◆ What is being asked
Identify, in the records below, every line where the string "Output" appears, and copy each such line.
══ Data rows ══
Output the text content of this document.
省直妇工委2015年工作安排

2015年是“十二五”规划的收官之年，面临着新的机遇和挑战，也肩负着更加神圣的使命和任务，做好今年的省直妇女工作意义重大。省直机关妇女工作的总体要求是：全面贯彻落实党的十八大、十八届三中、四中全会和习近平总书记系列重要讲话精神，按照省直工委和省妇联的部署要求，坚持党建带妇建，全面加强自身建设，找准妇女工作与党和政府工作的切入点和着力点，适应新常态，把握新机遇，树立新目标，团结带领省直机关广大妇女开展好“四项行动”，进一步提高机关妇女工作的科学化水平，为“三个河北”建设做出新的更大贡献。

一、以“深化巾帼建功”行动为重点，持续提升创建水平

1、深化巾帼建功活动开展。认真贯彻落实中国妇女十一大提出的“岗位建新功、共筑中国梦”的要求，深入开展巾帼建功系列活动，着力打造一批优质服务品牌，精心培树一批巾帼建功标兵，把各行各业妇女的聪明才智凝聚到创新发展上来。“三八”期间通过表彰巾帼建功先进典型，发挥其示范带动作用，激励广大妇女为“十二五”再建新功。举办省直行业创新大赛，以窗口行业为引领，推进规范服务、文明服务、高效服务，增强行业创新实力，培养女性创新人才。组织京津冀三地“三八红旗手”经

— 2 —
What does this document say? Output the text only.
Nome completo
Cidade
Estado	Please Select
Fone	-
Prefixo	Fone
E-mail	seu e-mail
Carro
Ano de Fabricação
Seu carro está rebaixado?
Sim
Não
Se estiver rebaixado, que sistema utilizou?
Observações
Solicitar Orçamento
═══
◆ Answer for this exercise
Output the text content of this document.
What does this document say? Output the text only.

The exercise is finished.